# AIM
A faithful transcription of all the data is required.

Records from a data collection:
"""

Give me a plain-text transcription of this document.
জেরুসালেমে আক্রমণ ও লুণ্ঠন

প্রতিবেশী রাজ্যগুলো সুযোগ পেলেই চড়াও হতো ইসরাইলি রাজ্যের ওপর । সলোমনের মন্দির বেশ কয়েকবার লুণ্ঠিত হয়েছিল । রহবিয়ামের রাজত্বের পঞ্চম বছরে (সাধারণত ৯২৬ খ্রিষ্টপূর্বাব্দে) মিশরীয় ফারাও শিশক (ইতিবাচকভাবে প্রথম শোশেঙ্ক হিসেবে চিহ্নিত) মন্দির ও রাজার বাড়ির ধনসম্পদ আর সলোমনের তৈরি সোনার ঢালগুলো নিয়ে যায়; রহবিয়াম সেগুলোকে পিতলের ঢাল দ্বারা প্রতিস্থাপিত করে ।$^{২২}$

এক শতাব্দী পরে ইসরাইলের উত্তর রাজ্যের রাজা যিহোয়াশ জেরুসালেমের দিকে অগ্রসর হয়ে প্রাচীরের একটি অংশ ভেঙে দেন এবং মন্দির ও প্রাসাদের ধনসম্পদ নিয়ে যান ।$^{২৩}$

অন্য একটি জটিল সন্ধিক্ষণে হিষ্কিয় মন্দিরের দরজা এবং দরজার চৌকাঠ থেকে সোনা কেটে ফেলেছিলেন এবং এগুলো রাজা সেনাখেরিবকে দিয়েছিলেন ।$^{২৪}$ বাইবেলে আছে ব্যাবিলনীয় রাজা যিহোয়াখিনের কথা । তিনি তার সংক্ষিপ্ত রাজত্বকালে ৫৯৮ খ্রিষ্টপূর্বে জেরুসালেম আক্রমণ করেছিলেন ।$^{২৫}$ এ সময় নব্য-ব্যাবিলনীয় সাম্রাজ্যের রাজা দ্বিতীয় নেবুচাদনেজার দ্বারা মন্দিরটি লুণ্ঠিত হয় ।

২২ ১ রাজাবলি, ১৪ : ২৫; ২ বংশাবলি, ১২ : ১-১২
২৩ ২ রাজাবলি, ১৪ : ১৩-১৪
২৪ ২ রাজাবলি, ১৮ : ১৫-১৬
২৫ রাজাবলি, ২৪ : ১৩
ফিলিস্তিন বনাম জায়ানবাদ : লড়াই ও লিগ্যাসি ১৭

"""

# REPLY
Give me a plain-text transcription of this document.
জেরুসালেমে আক্রমণ ও লুণ্ঠন

প্রতিবেশী রাজ্যগুলো সুযোগ পেলেই চড়াও হতো ইসরাইলি রাজ্যের ওপর । সলোমনের মন্দির বেশ কয়েকবার লুণ্ঠিত হয়েছিল । রহবিয়ামের রাজত্বের পঞ্চম বছরে (সাধারণত ৯২৬ খ্রিষ্টপূর্বাব্দে) মিশরীয় ফারাও শিশক (ইতিবাচকভাবে প্রথম শোশেঙ্ক হিসেবে চিহ্নিত) মন্দির ও রাজার বাড়ির ধনসম্পদ আর সলোমনের তৈরি সোনার ঢালগুলো নিয়ে যায়; রহবিয়াম সেগুলোকে পিতলের ঢাল দ্বারা প্রতিস্থাপিত করে ।$^{২২}$

এক শতাব্দী পরে ইসরাইলের উত্তর রাজ্যের রাজা যিহোয়াশ জেরুসালেমের দিকে অগ্রসর হয়ে প্রাচীরের একটি অংশ ভেঙে দেন এবং মন্দির ও প্রাসাদের ধনসম্পদ নিয়ে যান ।$^{২৩}$

অন্য একটি জটিল সন্ধিক্ষণে হিষ্কিয় মন্দিরের দরজা এবং দরজার চৌকাঠ থেকে সোনা কেটে ফেলেছিলেন এবং এগুলো রাজা সেনাখেরিবকে দিয়েছিলেন ।$^{২৪}$ বাইবেলে আছে ব্যাবিলনীয় রাজা যিহোয়াখিনের কথা । তিনি তার সংক্ষিপ্ত রাজত্বকালে ৫৯৮ খ্রিষ্টপূর্বে জেরুসালেম আক্রমণ করেছিলেন ।$^{২৫}$ এ সময় নব্য-ব্যাবিলনীয় সাম্রাজ্যের রাজা দ্বিতীয় নেবুচাদনেজার দ্বারা মন্দিরটি লুণ্ঠিত হয় ।

২২ ১ রাজাবলি, ১৪ : ২৫; ২ বংশাবলি, ১২ : ১-১২
২৩ ২ রাজাবলি, ১৪ : ১৩-১৪
২৪ ২ রাজাবলি, ১৮ : ১৫-১৬
২৫ রাজাবলি, ২৪ : ১৩
ফিলিস্তিন বনাম জায়ানবাদ : লড়াই ও লিগ্যাসি ১৭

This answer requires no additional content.